# [TASK PROMPT]
Write out each line exactly as it stands, please.

# [EXERCISE INPUTS]

_____

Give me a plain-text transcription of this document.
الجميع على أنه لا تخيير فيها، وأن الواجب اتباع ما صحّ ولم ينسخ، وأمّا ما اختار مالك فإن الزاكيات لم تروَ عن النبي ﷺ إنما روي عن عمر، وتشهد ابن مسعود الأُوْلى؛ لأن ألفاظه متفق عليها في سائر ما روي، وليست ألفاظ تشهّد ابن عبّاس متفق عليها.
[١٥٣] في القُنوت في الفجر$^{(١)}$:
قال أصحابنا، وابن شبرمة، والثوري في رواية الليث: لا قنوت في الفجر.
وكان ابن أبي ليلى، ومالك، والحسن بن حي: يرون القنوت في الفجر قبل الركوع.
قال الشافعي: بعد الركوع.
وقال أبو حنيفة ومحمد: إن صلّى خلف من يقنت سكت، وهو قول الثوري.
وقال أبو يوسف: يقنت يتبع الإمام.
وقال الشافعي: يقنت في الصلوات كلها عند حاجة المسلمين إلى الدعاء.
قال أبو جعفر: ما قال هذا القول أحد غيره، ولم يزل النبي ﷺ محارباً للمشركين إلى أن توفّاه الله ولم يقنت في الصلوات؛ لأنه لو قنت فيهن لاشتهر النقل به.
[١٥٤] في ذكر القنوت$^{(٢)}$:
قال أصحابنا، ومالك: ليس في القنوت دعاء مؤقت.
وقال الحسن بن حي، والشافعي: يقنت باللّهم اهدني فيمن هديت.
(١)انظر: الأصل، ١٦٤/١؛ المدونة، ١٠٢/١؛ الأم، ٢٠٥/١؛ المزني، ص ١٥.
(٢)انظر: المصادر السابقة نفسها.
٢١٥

_____

# [FINAL RESULT]
Give me a plain-text transcription of this document.
الجميع على أنه لا تخيير فيها، وأن الواجب اتباع ما صحّ ولم ينسخ، وأمّا ما اختار مالك فإن الزاكيات لم تروَ عن النبي ﷺ إنما روي عن عمر، وتشهد ابن مسعود الأُوْلى؛ لأن ألفاظه متفق عليها في سائر ما روي، وليست ألفاظ تشهّد ابن عبّاس متفق عليها.
[١٥٣] في القُنوت في الفجر$^{(١)}$:
قال أصحابنا، وابن شبرمة، والثوري في رواية الليث: لا قنوت في الفجر.
وكان ابن أبي ليلى، ومالك، والحسن بن حي: يرون القنوت في الفجر قبل الركوع.
قال الشافعي: بعد الركوع.
وقال أبو حنيفة ومحمد: إن صلّى خلف من يقنت سكت، وهو قول الثوري.
وقال أبو يوسف: يقنت يتبع الإمام.
وقال الشافعي: يقنت في الصلوات كلها عند حاجة المسلمين إلى الدعاء.
قال أبو جعفر: ما قال هذا القول أحد غيره، ولم يزل النبي ﷺ محارباً للمشركين إلى أن توفّاه الله ولم يقنت في الصلوات؛ لأنه لو قنت فيهن لاشتهر النقل به.
[١٥٤] في ذكر القنوت$^{(٢)}$:
قال أصحابنا، ومالك: ليس في القنوت دعاء مؤقت.
وقال الحسن بن حي، والشافعي: يقنت باللّهم اهدني فيمن هديت.
(١)انظر: الأصل، ١٦٤/١؛ المدونة، ١٠٢/١؛ الأم، ٢٠٥/١؛ المزني، ص ١٥.
(٢)انظر: المصادر السابقة نفسها.
٢١٥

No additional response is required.